*The task*. Copy all of the material word for word, except for the pictures.

Recorded data
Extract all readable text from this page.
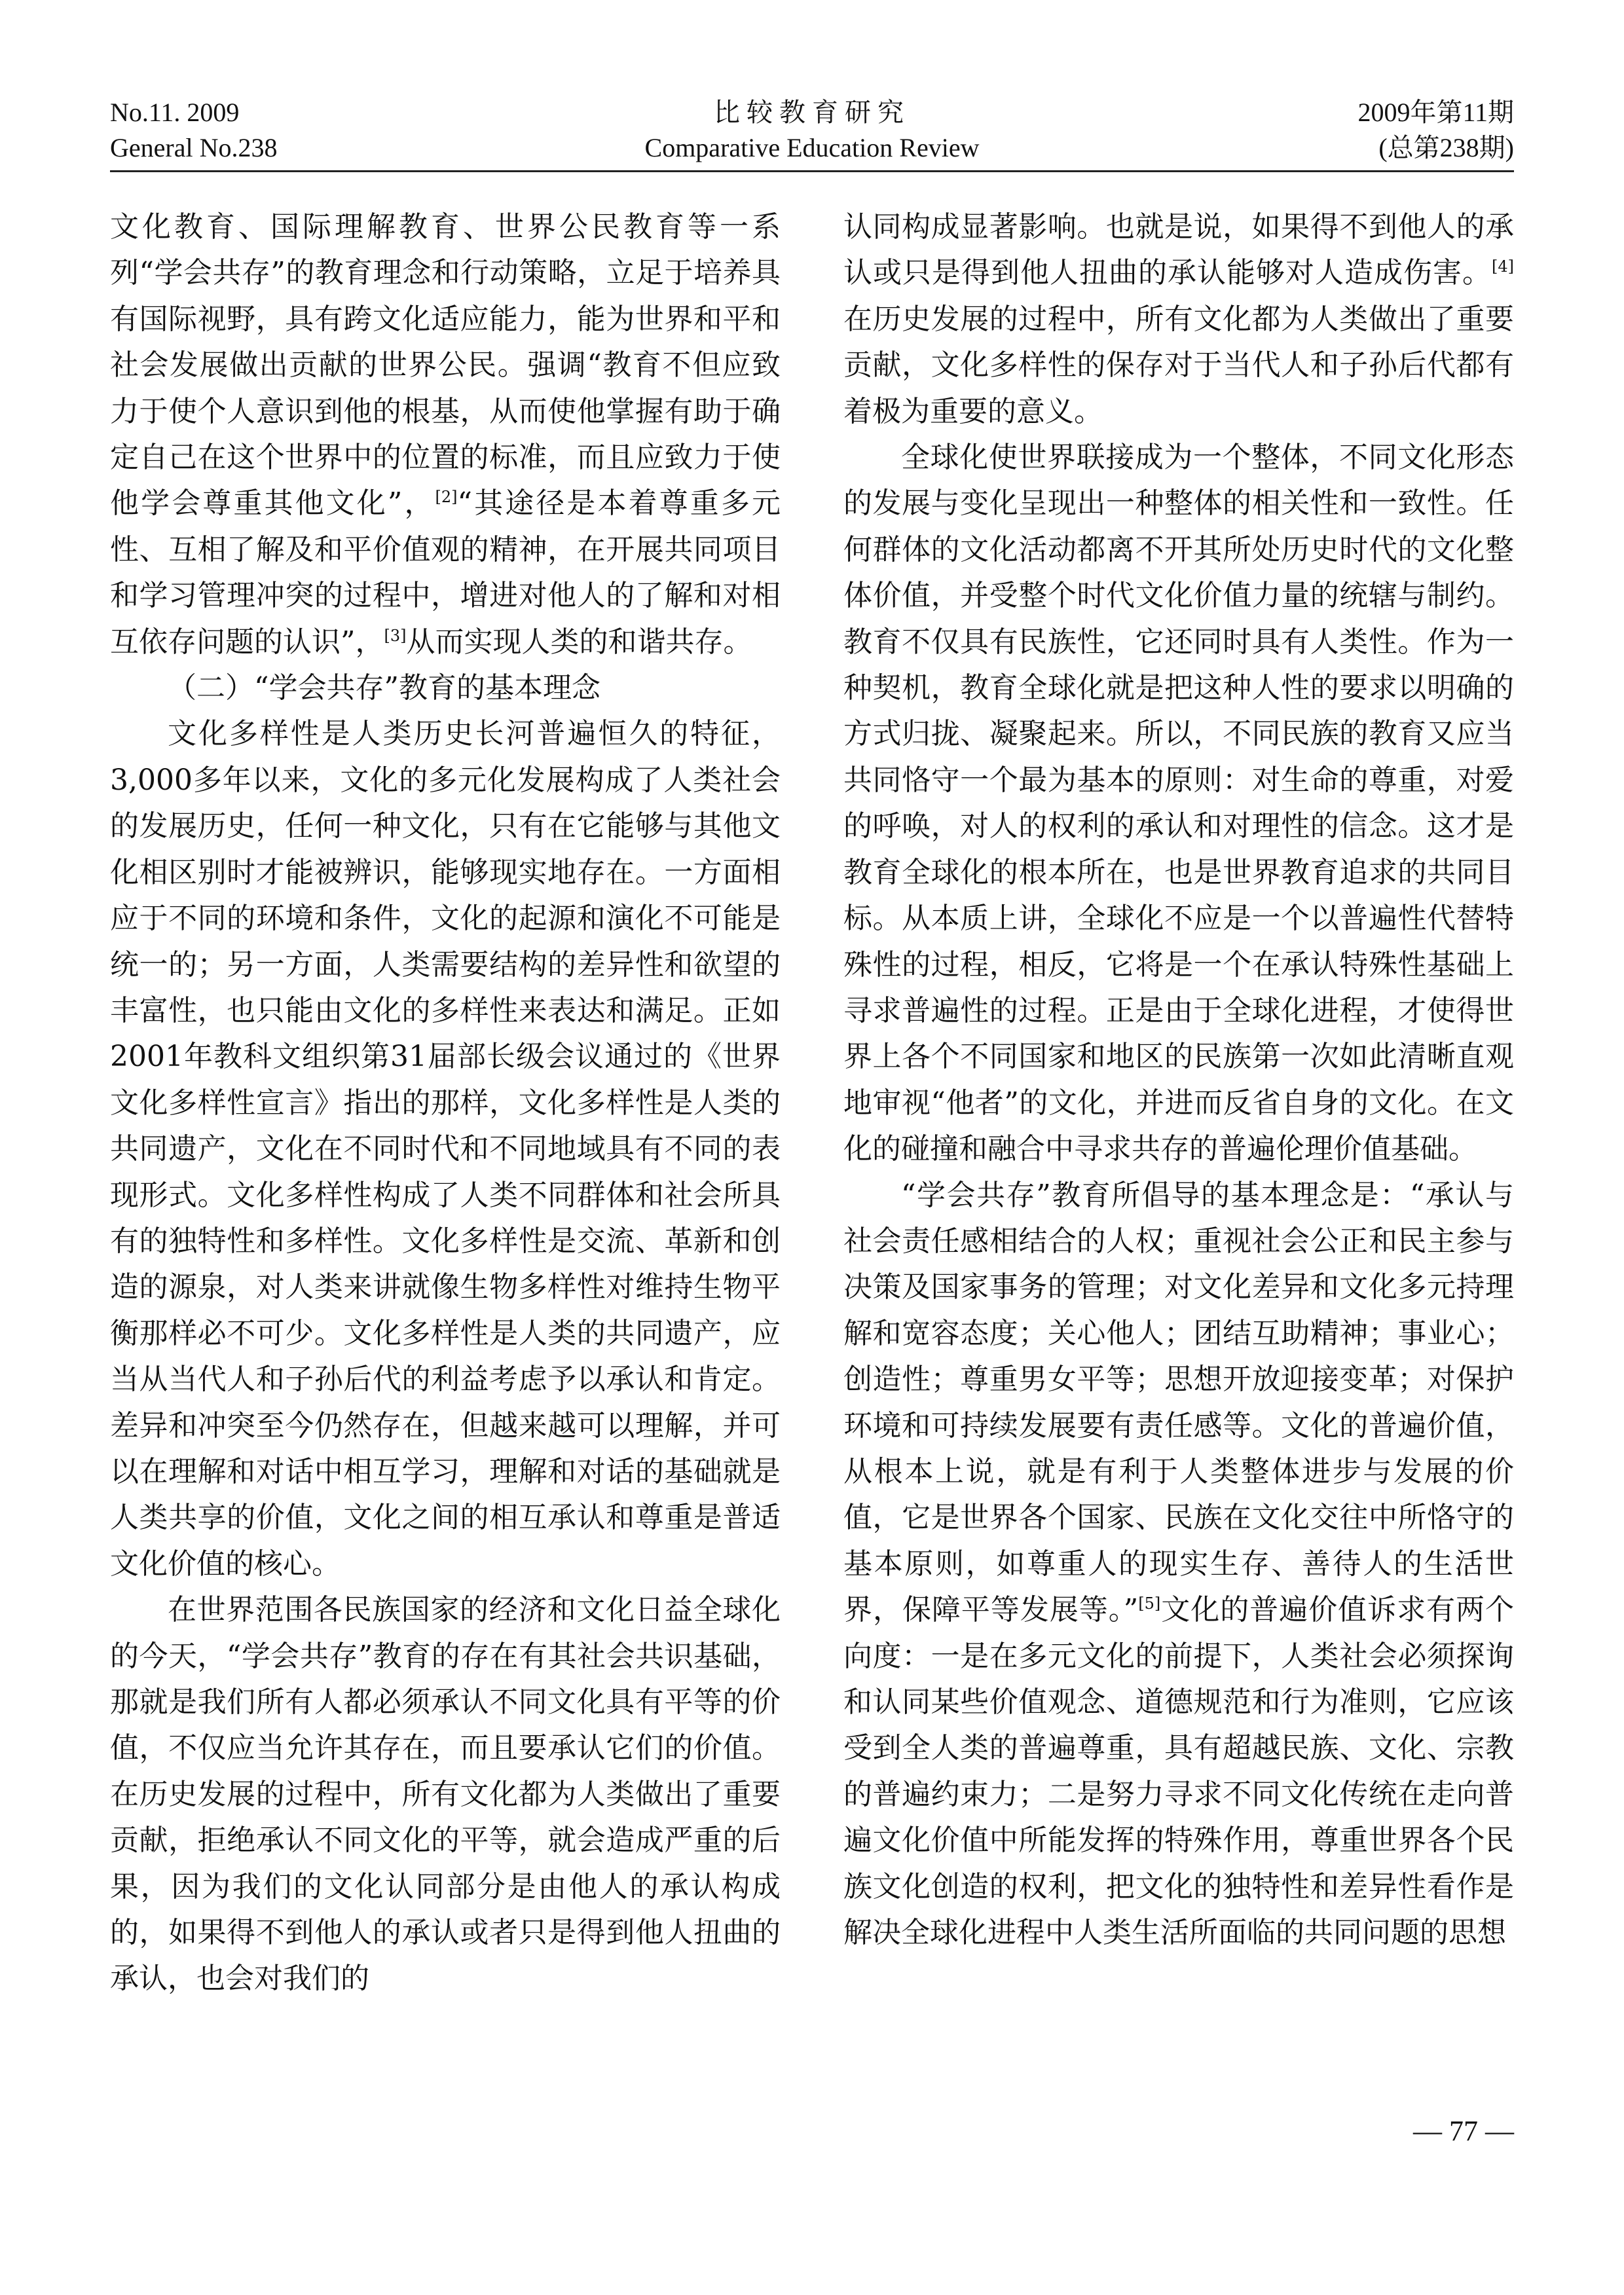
No.11. 2009
General No.238
比较教育研究
Comparative Education Review
2009年第11期
(总第238期)

文化教育、国际理解教育、世界公民教育等一系列“学会共存”的教育理念和行动策略，立足于培养具有国际视野，具有跨文化适应能力，能为世界和平和社会发展做出贡献的世界公民。强调“教育不但应致力于使个人意识到他的根基，从而使他掌握有助于确定自己在这个世界中的位置的标准，而且应致力于使他学会尊重其他文化”，[2]“其途径是本着尊重多元性、互相了解及和平价值观的精神，在开展共同项目和学习管理冲突的过程中，增进对他人的了解和对相互依存问题的认识”，[3]从而实现人类的和谐共存。

（二）“学会共存”教育的基本理念

文化多样性是人类历史长河普遍恒久的特征，3,000多年以来，文化的多元化发展构成了人类社会的发展历史，任何一种文化，只有在它能够与其他文化相区别时才能被辨识，能够现实地存在。一方面相应于不同的环境和条件，文化的起源和演化不可能是统一的；另一方面，人类需要结构的差异性和欲望的丰富性，也只能由文化的多样性来表达和满足。正如2001年教科文组织第31届部长级会议通过的《世界文化多样性宣言》指出的那样，文化多样性是人类的共同遗产，文化在不同时代和不同地域具有不同的表现形式。文化多样性构成了人类不同群体和社会所具有的独特性和多样性。文化多样性是交流、革新和创造的源泉，对人类来讲就像生物多样性对维持生物平衡那样必不可少。文化多样性是人类的共同遗产，应当从当代人和子孙后代的利益考虑予以承认和肯定。差异和冲突至今仍然存在，但越来越可以理解，并可以在理解和对话中相互学习，理解和对话的基础就是人类共享的价值，文化之间的相互承认和尊重是普适文化价值的核心。

在世界范围各民族国家的经济和文化日益全球化的今天，“学会共存”教育的存在有其社会共识基础，那就是我们所有人都必须承认不同文化具有平等的价值，不仅应当允许其存在，而且要承认它们的价值。在历史发展的过程中，所有文化都为人类做出了重要贡献，拒绝承认不同文化的平等，就会造成严重的后果，因为我们的文化认同部分是由他人的承认构成的，如果得不到他人的承认或者只是得到他人扭曲的承认，也会对我们的

认同构成显著影响。也就是说，如果得不到他人的承认或只是得到他人扭曲的承认能够对人造成伤害。[4]在历史发展的过程中，所有文化都为人类做出了重要贡献，文化多样性的保存对于当代人和子孙后代都有着极为重要的意义。

全球化使世界联接成为一个整体，不同文化形态的发展与变化呈现出一种整体的相关性和一致性。任何群体的文化活动都离不开其所处历史时代的文化整体价值，并受整个时代文化价值力量的统辖与制约。教育不仅具有民族性，它还同时具有人类性。作为一种契机，教育全球化就是把这种人性的要求以明确的方式归拢、凝聚起来。所以，不同民族的教育又应当共同恪守一个最为基本的原则：对生命的尊重，对爱的呼唤，对人的权利的承认和对理性的信念。这才是教育全球化的根本所在，也是世界教育追求的共同目标。从本质上讲，全球化不应是一个以普遍性代替特殊性的过程，相反，它将是一个在承认特殊性基础上寻求普遍性的过程。正是由于全球化进程，才使得世界上各个不同国家和地区的民族第一次如此清晰直观地审视“他者”的文化，并进而反省自身的文化。在文化的碰撞和融合中寻求共存的普遍伦理价值基础。

“学会共存”教育所倡导的基本理念是：“承认与社会责任感相结合的人权；重视社会公正和民主参与决策及国家事务的管理；对文化差异和文化多元持理解和宽容态度；关心他人；团结互助精神；事业心；创造性；尊重男女平等；思想开放迎接变革；对保护环境和可持续发展要有责任感等。文化的普遍价值，从根本上说，就是有利于人类整体进步与发展的价值，它是世界各个国家、民族在文化交往中所恪守的基本原则，如尊重人的现实生存、善待人的生活世界，保障平等发展等。”[5]文化的普遍价值诉求有两个向度：一是在多元文化的前提下，人类社会必须探询和认同某些价值观念、道德规范和行为准则，它应该受到全人类的普遍尊重，具有超越民族、文化、宗教的普遍约束力；二是努力寻求不同文化传统在走向普遍文化价值中所能发挥的特殊作用，尊重世界各个民族文化创造的权利，把文化的独特性和差异性看作是解决全球化进程中人类生活所面临的共同问题的思想

— 77 —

*Solution for this exercise*.
Extract all readable text from this page.
No.11. 2009
General No.238
比较教育研究
Comparative Education Review
2009年第11期
(总第238期)

文化教育、国际理解教育、世界公民教育等一系列“学会共存”的教育理念和行动策略，立足于培养具有国际视野，具有跨文化适应能力，能为世界和平和社会发展做出贡献的世界公民。强调“教育不但应致力于使个人意识到他的根基，从而使他掌握有助于确定自己在这个世界中的位置的标准，而且应致力于使他学会尊重其他文化”，[2]“其途径是本着尊重多元性、互相了解及和平价值观的精神，在开展共同项目和学习管理冲突的过程中，增进对他人的了解和对相互依存问题的认识”，[3]从而实现人类的和谐共存。

（二）“学会共存”教育的基本理念

文化多样性是人类历史长河普遍恒久的特征，3,000多年以来，文化的多元化发展构成了人类社会的发展历史，任何一种文化，只有在它能够与其他文化相区别时才能被辨识，能够现实地存在。一方面相应于不同的环境和条件，文化的起源和演化不可能是统一的；另一方面，人类需要结构的差异性和欲望的丰富性，也只能由文化的多样性来表达和满足。正如2001年教科文组织第31届部长级会议通过的《世界文化多样性宣言》指出的那样，文化多样性是人类的共同遗产，文化在不同时代和不同地域具有不同的表现形式。文化多样性构成了人类不同群体和社会所具有的独特性和多样性。文化多样性是交流、革新和创造的源泉，对人类来讲就像生物多样性对维持生物平衡那样必不可少。文化多样性是人类的共同遗产，应当从当代人和子孙后代的利益考虑予以承认和肯定。差异和冲突至今仍然存在，但越来越可以理解，并可以在理解和对话中相互学习，理解和对话的基础就是人类共享的价值，文化之间的相互承认和尊重是普适文化价值的核心。

在世界范围各民族国家的经济和文化日益全球化的今天，“学会共存”教育的存在有其社会共识基础，那就是我们所有人都必须承认不同文化具有平等的价值，不仅应当允许其存在，而且要承认它们的价值。在历史发展的过程中，所有文化都为人类做出了重要贡献，拒绝承认不同文化的平等，就会造成严重的后果，因为我们的文化认同部分是由他人的承认构成的，如果得不到他人的承认或者只是得到他人扭曲的承认，也会对我们的

认同构成显著影响。也就是说，如果得不到他人的承认或只是得到他人扭曲的承认能够对人造成伤害。[4]在历史发展的过程中，所有文化都为人类做出了重要贡献，文化多样性的保存对于当代人和子孙后代都有着极为重要的意义。

全球化使世界联接成为一个整体，不同文化形态的发展与变化呈现出一种整体的相关性和一致性。任何群体的文化活动都离不开其所处历史时代的文化整体价值，并受整个时代文化价值力量的统辖与制约。教育不仅具有民族性，它还同时具有人类性。作为一种契机，教育全球化就是把这种人性的要求以明确的方式归拢、凝聚起来。所以，不同民族的教育又应当共同恪守一个最为基本的原则：对生命的尊重，对爱的呼唤，对人的权利的承认和对理性的信念。这才是教育全球化的根本所在，也是世界教育追求的共同目标。从本质上讲，全球化不应是一个以普遍性代替特殊性的过程，相反，它将是一个在承认特殊性基础上寻求普遍性的过程。正是由于全球化进程，才使得世界上各个不同国家和地区的民族第一次如此清晰直观地审视“他者”的文化，并进而反省自身的文化。在文化的碰撞和融合中寻求共存的普遍伦理价值基础。

“学会共存”教育所倡导的基本理念是：“承认与社会责任感相结合的人权；重视社会公正和民主参与决策及国家事务的管理；对文化差异和文化多元持理解和宽容态度；关心他人；团结互助精神；事业心；创造性；尊重男女平等；思想开放迎接变革；对保护环境和可持续发展要有责任感等。文化的普遍价值，从根本上说，就是有利于人类整体进步与发展的价值，它是世界各个国家、民族在文化交往中所恪守的基本原则，如尊重人的现实生存、善待人的生活世界，保障平等发展等。”[5]文化的普遍价值诉求有两个向度：一是在多元文化的前提下，人类社会必须探询和认同某些价值观念、道德规范和行为准则，它应该受到全人类的普遍尊重，具有超越民族、文化、宗教的普遍约束力；二是努力寻求不同文化传统在走向普遍文化价值中所能发挥的特殊作用，尊重世界各个民族文化创造的权利，把文化的独特性和差异性看作是解决全球化进程中人类生活所面临的共同问题的思想

— 77 —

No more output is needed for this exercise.